What is needed >> Return every row below line for line, with no changes, and leave the pictures out.

Region and label listings >>
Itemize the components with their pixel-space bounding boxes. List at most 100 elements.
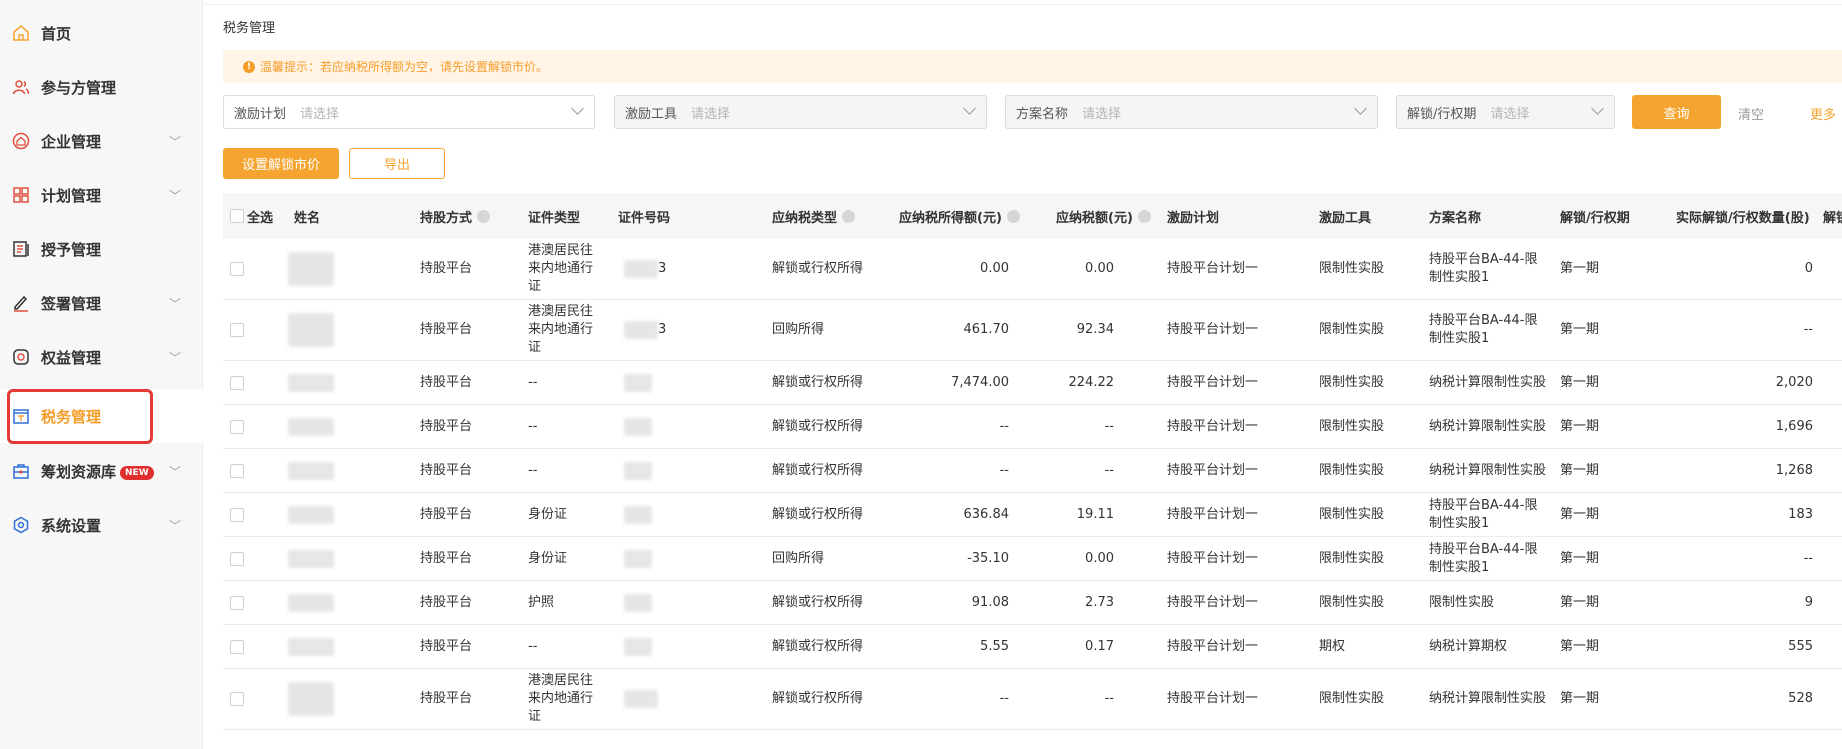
sidebar-item-settings[interactable]: 系统设置 ﹀ [0,498,203,552]
row-checkbox[interactable] [230,507,244,522]
table-row[interactable]: 持股平台 港澳居民往来内地通行证 解锁或行权所得 -- -- 持股平台计划一 限制性实股 纳税… [223,669,1842,730]
cell-tax-type: 解锁或行权所得 [772,506,864,522]
cell-hold-method: 持股平台 [420,638,473,654]
cell-unlock-period: 第一期 [1560,638,1600,654]
row-checkbox[interactable] [230,323,244,337]
redacted-id [624,549,652,568]
row-checkbox[interactable] [230,551,244,566]
cell-hold-method: 持股平台 [420,374,473,390]
col-actual-qty: 实际解锁/行权数量(股) [1676,210,1810,226]
chevron-down-icon [963,102,976,115]
row-select[interactable] [230,405,244,448]
cell-scheme-name: 纳税计算限制性实股 [1429,418,1547,434]
cell-scheme-name: 纳税计算限制性实股 [1429,691,1547,706]
cell-name [288,405,334,448]
redacted-id [624,417,652,436]
table-row[interactable]: 持股平台 护照 解锁或行权所得 91.08 2.73 持股平台计划一 限制性实股 限制性实股 第… [223,581,1842,625]
redacted-name [288,505,334,524]
cell-taxable-income: -- [999,691,1009,706]
row-select[interactable] [230,493,244,536]
row-select[interactable] [230,669,244,729]
row-checkbox[interactable] [230,692,244,706]
filter-incentive-plan[interactable]: 激励计划 请选择 [223,95,595,129]
table-row[interactable]: 持股平台 港澳居民往来内地通行证 3 回购所得 461.70 92.34 持股平台计划一 限制… [223,300,1842,361]
col-id-number: 证件号码 [618,210,671,226]
home-icon [12,24,30,42]
sidebar-item-participants[interactable]: 参与方管理 [0,60,203,114]
sidebar-item-label: 授予管理 [41,240,102,259]
cell-incentive-plan: 持股平台计划一 [1167,691,1259,706]
sidebar-item-grants[interactable]: 授予管理 [0,222,203,276]
filter-incentive-tool[interactable]: 激励工具 请选择 [614,95,987,129]
row-select[interactable] [230,449,244,492]
info-icon[interactable] [1137,209,1151,223]
cell-id-type: 港澳居民往来内地通行证 [528,304,594,355]
row-checkbox[interactable] [230,262,244,276]
chevron-down-icon [571,102,584,115]
query-button[interactable]: 查询 [1632,95,1721,129]
cell-scheme-name: 持股平台BA-44-限制性实股1 [1429,252,1538,285]
redacted-id [624,637,652,656]
sidebar-item-equity[interactable]: 权益管理 ﹀ [0,330,203,384]
row-select[interactable] [230,537,244,580]
cell-incentive-tool: 限制性实股 [1319,261,1385,276]
main-content: 税务管理 ! 温馨提示：若应纳税所得额为空，请先设置解锁市价。 激励计划 请选择… [204,0,1842,749]
row-select[interactable] [230,361,244,404]
sidebar-item-plans[interactable]: 计划管理 ﹀ [0,168,203,222]
table-row[interactable]: 持股平台 身份证 解锁或行权所得 636.84 19.11 持股平台计划一 限制性实股 持股平… [223,493,1842,537]
chevron-down-icon [1354,102,1367,115]
chevron-down-icon: ﹀ [169,134,182,149]
redacted-name [288,637,334,656]
col-id-type: 证件类型 [528,210,581,226]
redacted-id [624,690,658,708]
sidebar-item-resources[interactable]: 筹划资源库 NEW ﹀ [0,444,203,498]
cell-name [288,493,334,536]
cell-actual-qty: -- [1803,322,1813,337]
sidebar-item-signing[interactable]: 签署管理 ﹀ [0,276,203,330]
row-checkbox[interactable] [230,375,244,390]
table-row[interactable]: 持股平台 港澳居民往来内地通行证 3 解锁或行权所得 0.00 0.00 持股平台计划一 限制… [223,239,1842,300]
select-all-checkbox[interactable] [230,209,244,223]
table-row[interactable]: 持股平台 -- 解锁或行权所得 -- -- 持股平台计划一 限制性实股 纳税计算限制性实股 第一… [223,405,1842,449]
col-hold-method: 持股方式 [420,193,491,239]
info-icon[interactable] [842,209,856,223]
row-checkbox[interactable] [230,639,244,654]
cell-incentive-tool: 限制性实股 [1319,462,1385,478]
cell-incentive-tool: 限制性实股 [1319,506,1385,522]
sidebar-item-home[interactable]: 首页 [0,6,203,60]
more-button[interactable]: 更多 [1810,104,1836,123]
cell-actual-qty: 2,020 [1775,374,1813,390]
clear-button[interactable]: 清空 [1738,104,1764,123]
row-checkbox[interactable] [230,419,244,434]
cell-scheme-name: 纳税计算期权 [1429,638,1508,654]
table-row[interactable]: 持股平台 -- 解锁或行权所得 -- -- 持股平台计划一 限制性实股 纳税计算限制性实股 第一… [223,449,1842,493]
row-checkbox[interactable] [230,463,244,478]
redacted-id [624,461,652,480]
row-select[interactable] [230,625,244,668]
chevron-down-icon: ﹀ [169,518,182,533]
cell-id-type: 护照 [528,594,555,610]
filter-scheme-name[interactable]: 方案名称 请选择 [1005,95,1378,129]
export-button[interactable]: 导出 [349,148,445,179]
col-incentive-plan: 激励计划 [1167,210,1220,226]
row-select[interactable] [230,239,244,299]
table-row[interactable]: 持股平台 -- 解锁或行权所得 7,474.00 224.22 持股平台计划一 限制性实股 纳… [223,361,1842,405]
cell-incentive-plan: 持股平台计划一 [1167,506,1259,522]
row-select[interactable] [230,300,244,360]
sidebar-item-enterprise[interactable]: 企业管理 ﹀ [0,114,203,168]
users-icon [12,78,30,96]
table-row[interactable]: 持股平台 身份证 回购所得 -35.10 0.00 持股平台计划一 限制性实股 持股平台BA-… [223,537,1842,581]
equity-icon [12,348,30,366]
cell-hold-method: 持股平台 [420,691,473,706]
cell-tax-type: 解锁或行权所得 [772,638,864,654]
cell-name [288,581,334,624]
info-icon[interactable] [1006,209,1020,223]
info-icon[interactable] [477,209,491,223]
table-row[interactable]: 持股平台 -- 解锁或行权所得 5.55 0.17 持股平台计划一 期权 纳税计算期权 第一期 5… [223,625,1842,669]
select-all[interactable]: 全选 [230,193,273,239]
row-checkbox[interactable] [230,595,244,610]
filter-unlock-period[interactable]: 解锁/行权期 请选择 [1396,95,1615,129]
row-select[interactable] [230,581,244,624]
cell-scheme-name: 持股平台BA-44-限制性实股1 [1429,541,1538,575]
set-unlock-price-button[interactable]: 设置解锁市价 [223,148,339,179]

Result of this exercise >>
Itemize the components with their pixel-space bounding boxes. List at most 100 elements.
sidebar-item-settings[interactable]: 系统设置 ﹀ [0,498,203,552]
row-checkbox[interactable] [230,507,244,522]
table-row[interactable]: 持股平台 港澳居民往来内地通行证 解锁或行权所得 -- -- 持股平台计划一 限制性实股 纳税… [223,669,1842,730]
cell-tax-type: 解锁或行权所得 [772,506,864,522]
cell-hold-method: 持股平台 [420,638,473,654]
cell-unlock-period: 第一期 [1560,638,1600,654]
row-checkbox[interactable] [230,323,244,337]
redacted-id [624,549,652,568]
row-checkbox[interactable] [230,551,244,566]
cell-hold-method: 持股平台 [420,374,473,390]
col-actual-qty: 实际解锁/行权数量(股) [1676,210,1810,226]
chevron-down-icon [963,102,976,115]
row-select[interactable] [230,405,244,448]
cell-scheme-name: 纳税计算限制性实股 [1429,418,1547,434]
cell-scheme-name: 纳税计算限制性实股 [1429,691,1547,706]
cell-name [288,405,334,448]
redacted-id [624,417,652,436]
table-row[interactable]: 持股平台 护照 解锁或行权所得 91.08 2.73 持股平台计划一 限制性实股 限制性实股 第… [223,581,1842,625]
redacted-name [288,505,334,524]
cell-taxable-income: -- [999,691,1009,706]
row-select[interactable] [230,493,244,536]
row-select[interactable] [230,669,244,729]
row-checkbox[interactable] [230,692,244,706]
filter-incentive-plan[interactable]: 激励计划 请选择 [223,95,595,129]
table-row[interactable]: 持股平台 港澳居民往来内地通行证 3 回购所得 461.70 92.34 持股平台计划一 限制… [223,300,1842,361]
col-id-number: 证件号码 [618,210,671,226]
home-icon [12,24,30,42]
sidebar-item-participants[interactable]: 参与方管理 [0,60,203,114]
sidebar-item-label: 授予管理 [41,240,102,259]
cell-incentive-plan: 持股平台计划一 [1167,691,1259,706]
sidebar-item-grants[interactable]: 授予管理 [0,222,203,276]
filter-incentive-tool[interactable]: 激励工具 请选择 [614,95,987,129]
row-select[interactable] [230,449,244,492]
info-icon[interactable] [1137,209,1151,223]
cell-id-type: 港澳居民往来内地通行证 [528,304,594,355]
row-checkbox[interactable] [230,262,244,276]
chevron-down-icon [571,102,584,115]
query-button[interactable]: 查询 [1632,95,1721,129]
cell-scheme-name: 持股平台BA-44-限制性实股1 [1429,252,1538,285]
redacted-id [624,637,652,656]
sidebar-item-equity[interactable]: 权益管理 ﹀ [0,330,203,384]
row-select[interactable] [230,537,244,580]
cell-incentive-tool: 限制性实股 [1319,261,1385,276]
main-content: 税务管理 ! 温馨提示：若应纳税所得额为空，请先设置解锁市价。 激励计划 请选择… [204,0,1842,749]
row-select[interactable] [230,361,244,404]
sidebar-item-plans[interactable]: 计划管理 ﹀ [0,168,203,222]
table-row[interactable]: 持股平台 身份证 解锁或行权所得 636.84 19.11 持股平台计划一 限制性实股 持股平… [223,493,1842,537]
chevron-down-icon [1354,102,1367,115]
chevron-down-icon: ﹀ [169,134,182,149]
redacted-name [288,637,334,656]
col-id-type: 证件类型 [528,210,581,226]
redacted-id [624,690,658,708]
sidebar-item-resources[interactable]: 筹划资源库 NEW ﹀ [0,444,203,498]
cell-name [288,493,334,536]
cell-actual-qty: -- [1803,322,1813,337]
sidebar-item-signing[interactable]: 签署管理 ﹀ [0,276,203,330]
row-checkbox[interactable] [230,375,244,390]
table-row[interactable]: 持股平台 港澳居民往来内地通行证 3 解锁或行权所得 0.00 0.00 持股平台计划一 限制… [223,239,1842,300]
select-all-checkbox[interactable] [230,209,244,223]
table-row[interactable]: 持股平台 -- 解锁或行权所得 -- -- 持股平台计划一 限制性实股 纳税计算限制性实股 第一… [223,405,1842,449]
col-hold-method: 持股方式 [420,193,491,239]
info-icon[interactable] [842,209,856,223]
row-checkbox[interactable] [230,639,244,654]
cell-incentive-tool: 限制性实股 [1319,462,1385,478]
cell-incentive-tool: 限制性实股 [1319,506,1385,522]
sidebar-item-home[interactable]: 首页 [0,6,203,60]
more-button[interactable]: 更多 [1810,104,1836,123]
cell-actual-qty: 2,020 [1775,374,1813,390]
clear-button[interactable]: 清空 [1738,104,1764,123]
row-checkbox[interactable] [230,419,244,434]
cell-scheme-name: 纳税计算期权 [1429,638,1508,654]
table-row[interactable]: 持股平台 -- 解锁或行权所得 -- -- 持股平台计划一 限制性实股 纳税计算限制性实股 第一… [223,449,1842,493]
row-checkbox[interactable] [230,463,244,478]
redacted-id [624,461,652,480]
row-select[interactable] [230,625,244,668]
chevron-down-icon: ﹀ [169,518,182,533]
cell-id-type: 护照 [528,594,555,610]
filter-scheme-name[interactable]: 方案名称 请选择 [1005,95,1378,129]
export-button[interactable]: 导出 [349,148,445,179]
col-incentive-plan: 激励计划 [1167,210,1220,226]
row-select[interactable] [230,239,244,299]
table-row[interactable]: 持股平台 -- 解锁或行权所得 7,474.00 224.22 持股平台计划一 限制性实股 纳… [223,361,1842,405]
cell-incentive-plan: 持股平台计划一 [1167,506,1259,522]
row-select[interactable] [230,300,244,360]
sidebar-item-enterprise[interactable]: 企业管理 ﹀ [0,114,203,168]
users-icon [12,78,30,96]
table-row[interactable]: 持股平台 身份证 回购所得 -35.10 0.00 持股平台计划一 限制性实股 持股平台BA-… [223,537,1842,581]
equity-icon [12,348,30,366]
cell-hold-method: 持股平台 [420,691,473,706]
cell-tax-type: 解锁或行权所得 [772,638,864,654]
cell-name [288,581,334,624]
info-icon[interactable] [1006,209,1020,223]
info-icon[interactable] [477,209,491,223]
table-row[interactable]: 持股平台 -- 解锁或行权所得 5.55 0.17 持股平台计划一 期权 纳税计算期权 第一期 5… [223,625,1842,669]
select-all[interactable]: 全选 [230,193,273,239]
row-checkbox[interactable] [230,595,244,610]
filter-unlock-period[interactable]: 解锁/行权期 请选择 [1396,95,1615,129]
row-select[interactable] [230,581,244,624]
cell-scheme-name: 持股平台BA-44-限制性实股1 [1429,541,1538,575]
set-unlock-price-button[interactable]: 设置解锁市价 [223,148,339,179]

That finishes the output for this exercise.